*Instructions to follow:* Copy each line that contains the word "Coating".

*Material shown:*
+ + + + +

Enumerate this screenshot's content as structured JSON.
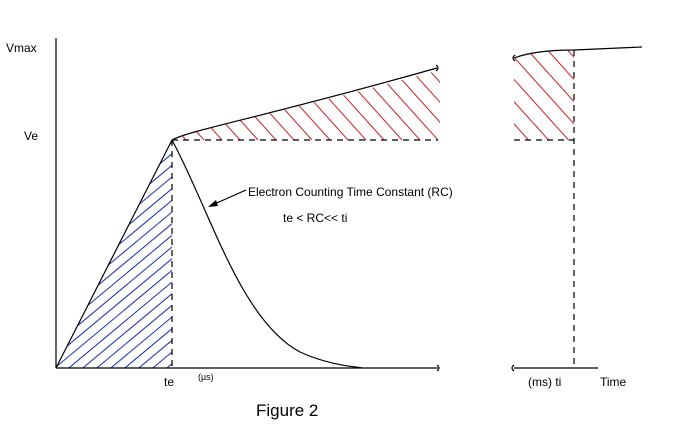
{
  "labels": {
    "vmax": "Vmax",
    "ve": "Ve",
    "annotation_line1": "Electron Counting Time  Constant (RC)",
    "annotation_line2": "te < RC<< ti",
    "te": "te",
    "us_unit": "(µs)",
    "ti": "(ms) ti",
    "time": "Time",
    "caption": "Figure 2"
  },
  "colors": {
    "axis": "#000000",
    "rise_hatch": "#1a2fb0",
    "plateau_hatch": "#cc1f1f",
    "background": "#ffffff"
  }
}
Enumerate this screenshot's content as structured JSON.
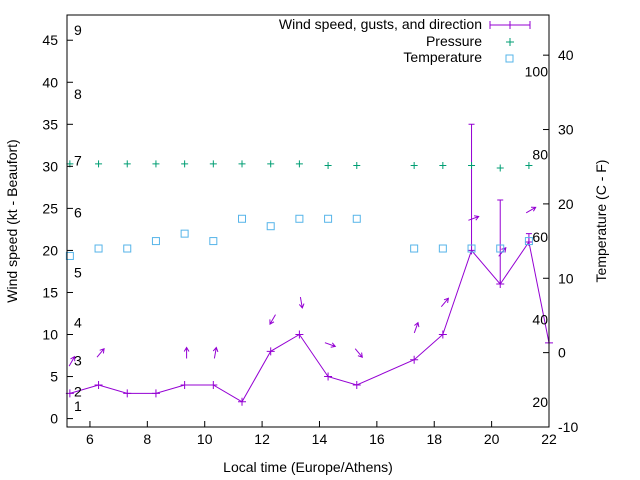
{
  "chart_data": {
    "type": "line",
    "x": [
      5.3,
      6.3,
      7.3,
      8.3,
      9.3,
      10.3,
      11.3,
      12.3,
      13.3,
      14.3,
      15.3,
      17.3,
      18.3,
      19.3,
      20.3,
      21.3,
      22.0
    ],
    "xlabel": "Local time (Europe/Athens)",
    "xlim": [
      5.2,
      22
    ],
    "xticks": [
      "6",
      "8",
      "10",
      "12",
      "14",
      "16",
      "18",
      "20",
      "22"
    ],
    "ylabel_left": "Wind speed (kt - Beaufort)",
    "ylim_left": [
      -1,
      48
    ],
    "yticks_left": [
      "0",
      "5",
      "10",
      "15",
      "20",
      "25",
      "30",
      "35",
      "40",
      "45"
    ],
    "ylabel_right": "Temperature (C - F)",
    "ylim_right": [
      -10,
      45.4
    ],
    "yticks_right": [
      "-10",
      "0",
      "10",
      "20",
      "30",
      "40"
    ],
    "beaufort_labels": [
      "1",
      "2",
      "3",
      "4",
      "5",
      "6",
      "7",
      "8",
      "9"
    ],
    "fahrenheit_labels": [
      "20",
      "40",
      "60",
      "80",
      "100"
    ],
    "legend_position": "top-right",
    "series": [
      {
        "name": "Wind speed, gusts, and direction",
        "color": "#9400d3",
        "values": [
          3,
          4,
          3,
          3,
          4,
          4,
          2,
          8,
          10,
          5,
          4,
          7,
          10,
          20,
          16,
          21,
          9
        ],
        "gusts": [
          null,
          null,
          null,
          null,
          null,
          null,
          null,
          null,
          null,
          null,
          null,
          null,
          null,
          35,
          26,
          22,
          null
        ],
        "direction_deg": [
          210,
          220,
          null,
          null,
          180,
          190,
          null,
          30,
          350,
          290,
          320,
          200,
          220,
          250,
          220,
          240,
          null
        ]
      },
      {
        "name": "Pressure",
        "color": "#009e73",
        "values": [
          30.3,
          30.3,
          30.3,
          30.3,
          30.3,
          30.3,
          30.3,
          30.3,
          30.3,
          30.1,
          30.1,
          30.1,
          30.1,
          30.1,
          29.8,
          30.1,
          null
        ]
      },
      {
        "name": "Temperature",
        "color": "#56b4e9",
        "values": [
          13,
          14,
          14,
          15,
          16,
          15,
          18,
          17,
          18,
          18,
          18,
          14,
          14,
          14,
          14,
          15,
          null
        ]
      }
    ]
  }
}
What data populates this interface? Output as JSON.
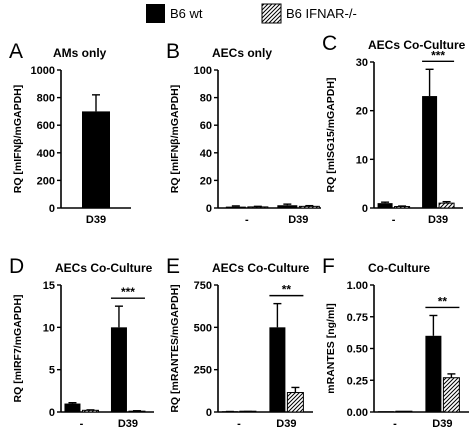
{
  "legend": [
    {
      "name": "B6 wt",
      "style": "solid"
    },
    {
      "name": "B6 IFNAR-/-",
      "style": "hatched"
    }
  ],
  "colors": {
    "bar": "#000000",
    "background": "#ffffff"
  },
  "chart_data": [
    {
      "panel": "A",
      "type": "bar",
      "title": "AMs only",
      "ylabel": "RQ [mIFNβ/mGAPDH]",
      "ylim": [
        0,
        1000
      ],
      "yticks": [
        0,
        200,
        400,
        600,
        800,
        1000
      ],
      "categories": [
        "D39"
      ],
      "series": [
        {
          "name": "B6 wt",
          "style": "solid",
          "values": [
            700
          ],
          "errors": [
            120
          ]
        }
      ],
      "significance": []
    },
    {
      "panel": "B",
      "type": "bar",
      "title": "AECs only",
      "ylabel": "RQ [mIFNβ/mGAPDH]",
      "ylim": [
        0,
        100
      ],
      "yticks": [
        0,
        20,
        40,
        60,
        80,
        100
      ],
      "categories": [
        "-",
        "D39"
      ],
      "series": [
        {
          "name": "B6 wt",
          "style": "solid",
          "values": [
            1,
            2
          ],
          "errors": [
            0.5,
            0.8
          ]
        },
        {
          "name": "B6 IFNAR-/-",
          "style": "hatched",
          "values": [
            0.8,
            1.2
          ],
          "errors": [
            0.4,
            0.5
          ]
        }
      ],
      "significance": []
    },
    {
      "panel": "C",
      "type": "bar",
      "title": "AECs Co-Culture",
      "ylabel": "RQ [mISG15/mGAPDH]",
      "ylim": [
        0,
        30
      ],
      "yticks": [
        0,
        10,
        20,
        30
      ],
      "categories": [
        "-",
        "D39"
      ],
      "series": [
        {
          "name": "B6 wt",
          "style": "solid",
          "values": [
            1,
            23
          ],
          "errors": [
            0.2,
            5.5
          ]
        },
        {
          "name": "B6 IFNAR-/-",
          "style": "hatched",
          "values": [
            0.3,
            1
          ],
          "errors": [
            0.1,
            0.3
          ]
        }
      ],
      "significance": [
        {
          "category": "D39",
          "label": "***"
        }
      ]
    },
    {
      "panel": "D",
      "type": "bar",
      "title": "AECs Co-Culture",
      "ylabel": "RQ [mIRF7/mGAPDH]",
      "ylim": [
        0,
        15
      ],
      "yticks": [
        0,
        5,
        10,
        15
      ],
      "categories": [
        "-",
        "D39"
      ],
      "series": [
        {
          "name": "B6 wt",
          "style": "solid",
          "values": [
            1,
            10
          ],
          "errors": [
            0.1,
            2.5
          ]
        },
        {
          "name": "B6 IFNAR-/-",
          "style": "hatched",
          "values": [
            0.2,
            0.1
          ],
          "errors": [
            0.05,
            0.05
          ]
        }
      ],
      "significance": [
        {
          "category": "D39",
          "label": "***"
        }
      ]
    },
    {
      "panel": "E",
      "type": "bar",
      "title": "AECs Co-Culture",
      "ylabel": "RQ [mRANTES/mGAPDH]",
      "ylim": [
        0,
        750
      ],
      "yticks": [
        0,
        250,
        500,
        750
      ],
      "categories": [
        "-",
        "D39"
      ],
      "series": [
        {
          "name": "B6 wt",
          "style": "solid",
          "values": [
            2,
            500
          ],
          "errors": [
            1,
            140
          ]
        },
        {
          "name": "B6 IFNAR-/-",
          "style": "hatched",
          "values": [
            2,
            115
          ],
          "errors": [
            1,
            30
          ]
        }
      ],
      "significance": [
        {
          "category": "D39",
          "label": "**"
        }
      ]
    },
    {
      "panel": "F",
      "type": "bar",
      "title": "Co-Culture",
      "ylabel": "mRANTES [ng/ml]",
      "ylim": [
        0,
        1.0
      ],
      "yticks": [
        "0.00",
        "0.25",
        "0.50",
        "0.75",
        "1.00"
      ],
      "categories": [
        "-",
        "D39"
      ],
      "series": [
        {
          "name": "B6 wt",
          "style": "solid",
          "values": [
            0,
            0.6
          ],
          "errors": [
            0,
            0.16
          ]
        },
        {
          "name": "B6 IFNAR-/-",
          "style": "hatched",
          "values": [
            0,
            0.27
          ],
          "errors": [
            0,
            0.03
          ]
        }
      ],
      "significance": [
        {
          "category": "D39",
          "label": "**"
        }
      ]
    }
  ]
}
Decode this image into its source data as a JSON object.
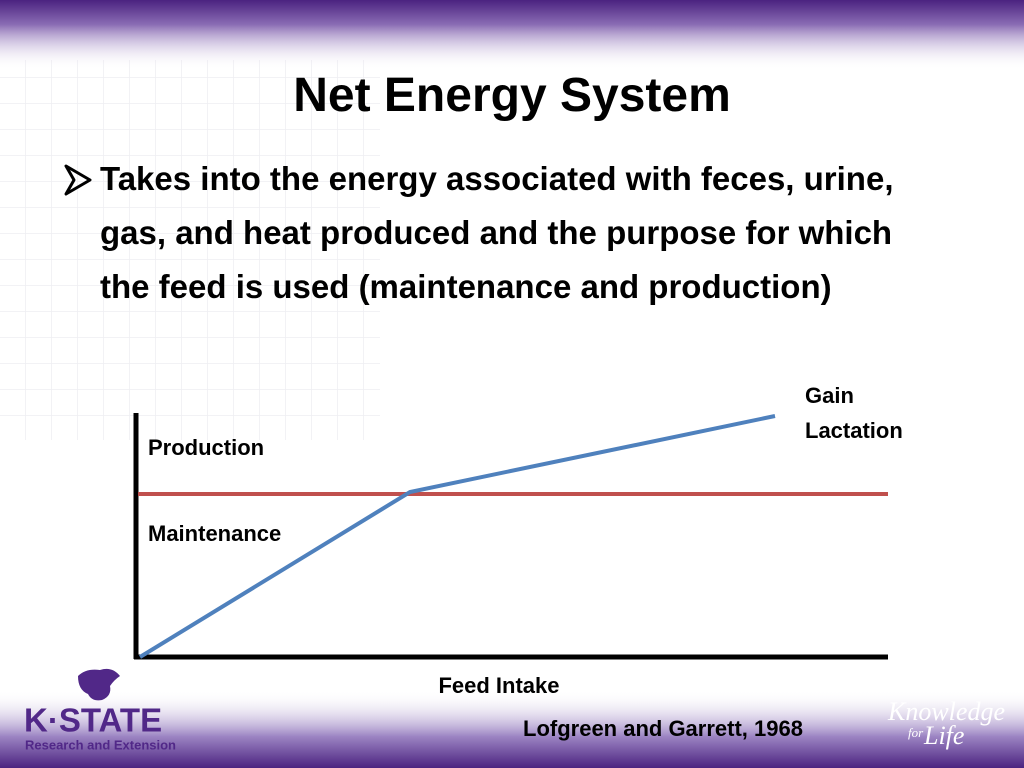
{
  "header": {
    "title": "Net Energy System"
  },
  "bullets": [
    {
      "text": "Takes into the energy associated with feces, urine, gas, and heat produced and the purpose for which the feed is used (maintenance and production)"
    }
  ],
  "diagram": {
    "y_labels": [
      "Production",
      "Maintenance"
    ],
    "curve_labels": [
      "Gain",
      "Lactation"
    ],
    "x_label": "Feed Intake"
  },
  "citation": "Lofgreen and Garrett, 1968",
  "footer": {
    "logo_name": "K·STATE",
    "logo_subtitle": "Research and Extension",
    "tagline": [
      "Knowledge",
      "for",
      "Life"
    ]
  }
}
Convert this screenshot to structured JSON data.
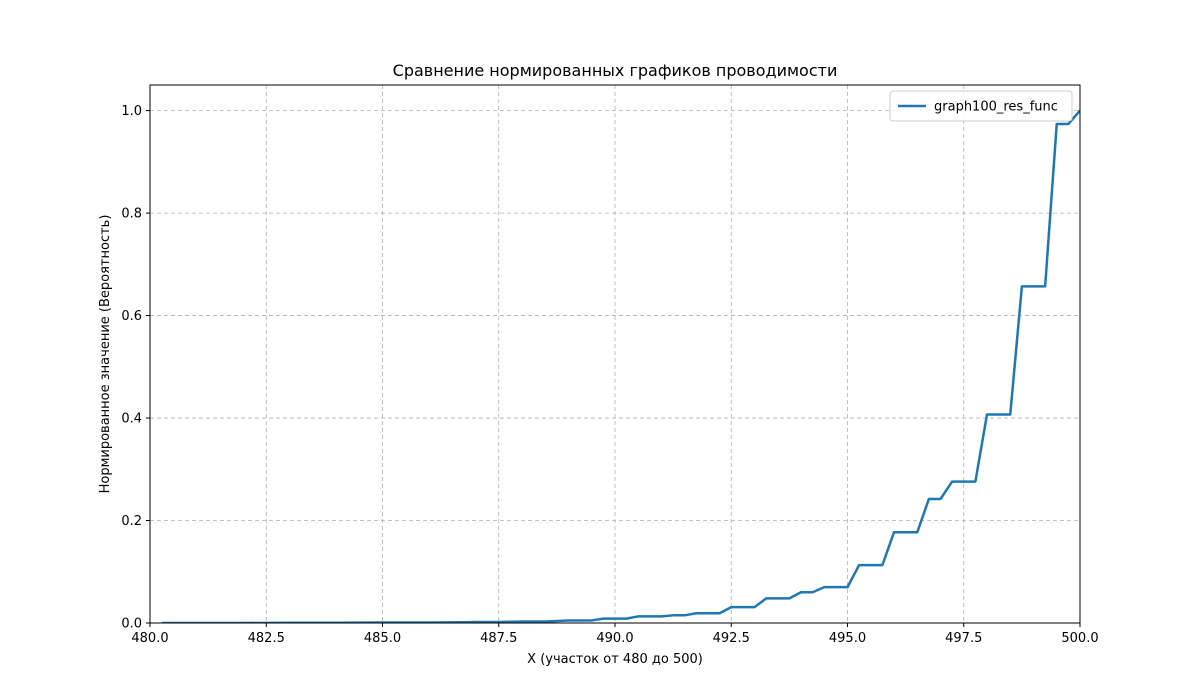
{
  "chart_data": {
    "type": "line",
    "title": "Сравнение нормированных графиков проводимости",
    "xlabel": "X (участок от 480 до 500)",
    "ylabel": "Нормированное значение (Вероятность)",
    "xlim": [
      480,
      500
    ],
    "ylim": [
      0,
      1.05
    ],
    "xticks": [
      "480.0",
      "482.5",
      "485.0",
      "487.5",
      "490.0",
      "492.5",
      "495.0",
      "497.5",
      "500.0"
    ],
    "yticks": [
      "0.0",
      "0.2",
      "0.4",
      "0.6",
      "0.8",
      "1.0"
    ],
    "grid": true,
    "legend_position": "top-right",
    "series": [
      {
        "name": "graph100_res_func",
        "color": "#1f77b4",
        "x": [
          480.25,
          481.0,
          482.0,
          483.0,
          484.0,
          485.0,
          486.0,
          486.75,
          487.0,
          487.5,
          487.75,
          488.0,
          488.5,
          488.75,
          489.0,
          489.5,
          489.75,
          490.0,
          490.25,
          490.5,
          490.75,
          491.0,
          491.25,
          491.5,
          491.75,
          492.0,
          492.25,
          492.5,
          492.75,
          493.0,
          493.25,
          493.5,
          493.75,
          494.0,
          494.25,
          494.5,
          494.75,
          495.0,
          495.25,
          495.5,
          495.75,
          496.0,
          496.25,
          496.5,
          496.75,
          497.0,
          497.25,
          497.5,
          497.75,
          498.0,
          498.25,
          498.5,
          498.75,
          499.0,
          499.25,
          499.5,
          499.75,
          500.0
        ],
        "y": [
          0.0,
          0.0,
          0.0,
          0.0005,
          0.0005,
          0.001,
          0.001,
          0.0015,
          0.002,
          0.002,
          0.0025,
          0.003,
          0.003,
          0.004,
          0.005,
          0.005,
          0.0085,
          0.0085,
          0.0085,
          0.013,
          0.013,
          0.013,
          0.015,
          0.015,
          0.019,
          0.019,
          0.019,
          0.031,
          0.031,
          0.031,
          0.048,
          0.048,
          0.048,
          0.06,
          0.06,
          0.07,
          0.07,
          0.07,
          0.113,
          0.113,
          0.113,
          0.177,
          0.177,
          0.177,
          0.242,
          0.242,
          0.276,
          0.276,
          0.276,
          0.407,
          0.407,
          0.407,
          0.657,
          0.657,
          0.657,
          0.974,
          0.974,
          1.0
        ]
      }
    ]
  }
}
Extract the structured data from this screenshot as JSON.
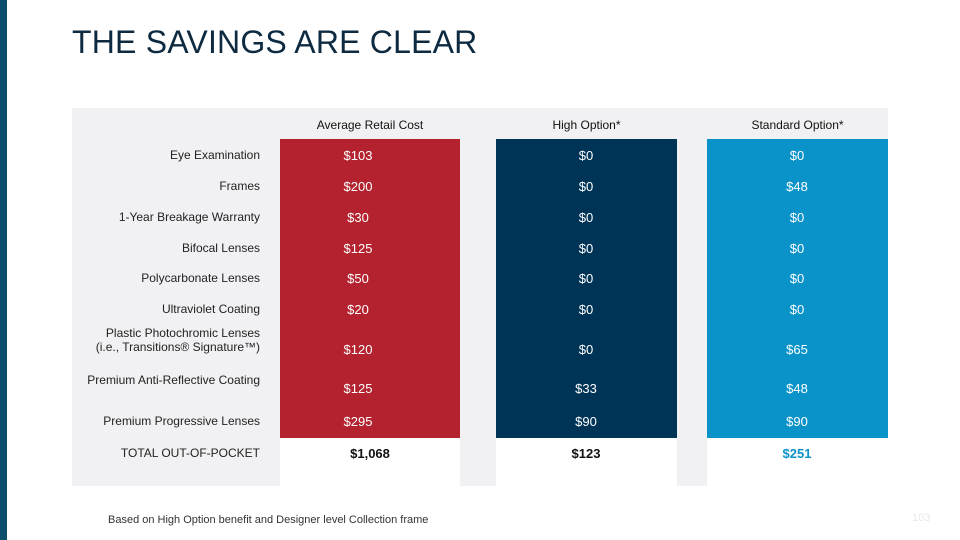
{
  "title": "THE SAVINGS ARE CLEAR",
  "columns": {
    "retail": "Average Retail Cost",
    "high": "High Option*",
    "standard": "Standard Option*"
  },
  "rows": [
    {
      "label": "Eye Examination",
      "retail": "$103",
      "high": "$0",
      "standard": "$0"
    },
    {
      "label": "Frames",
      "retail": "$200",
      "high": "$0",
      "standard": "$48"
    },
    {
      "label": "1-Year Breakage Warranty",
      "retail": "$30",
      "high": "$0",
      "standard": "$0"
    },
    {
      "label": "Bifocal Lenses",
      "retail": "$125",
      "high": "$0",
      "standard": "$0"
    },
    {
      "label": "Polycarbonate Lenses",
      "retail": "$50",
      "high": "$0",
      "standard": "$0"
    },
    {
      "label": "Ultraviolet Coating",
      "retail": "$20",
      "high": "$0",
      "standard": "$0"
    },
    {
      "label_line1": "Plastic Photochromic Lenses",
      "label_line2": "(i.e., Transitions® Signature™)",
      "retail": "$120",
      "high": "$0",
      "standard": "$65"
    },
    {
      "label": "Premium Anti-Reflective Coating",
      "retail": "$125",
      "high": "$33",
      "standard": "$48"
    },
    {
      "label": "Premium Progressive Lenses",
      "retail": "$295",
      "high": "$90",
      "standard": "$90"
    }
  ],
  "total": {
    "label": "TOTAL OUT-OF-POCKET",
    "retail": "$1,068",
    "high": "$123",
    "standard": "$251"
  },
  "footnote": "Based on High Option benefit and Designer level Collection frame",
  "page_number": "103",
  "colors": {
    "retail": "#b3222e",
    "high": "#003457",
    "standard": "#0a93c9",
    "accent_bar": "#0b4f6c"
  }
}
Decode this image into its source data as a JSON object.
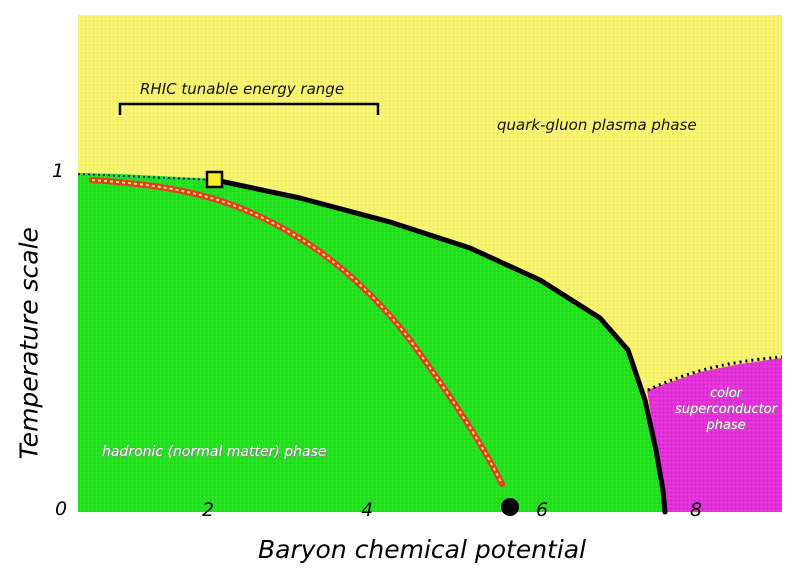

+ + + + +

*Written solution:*
      "label": "Ultraviolet Coating",
      "label": "Premium Anti-Reflective Coating",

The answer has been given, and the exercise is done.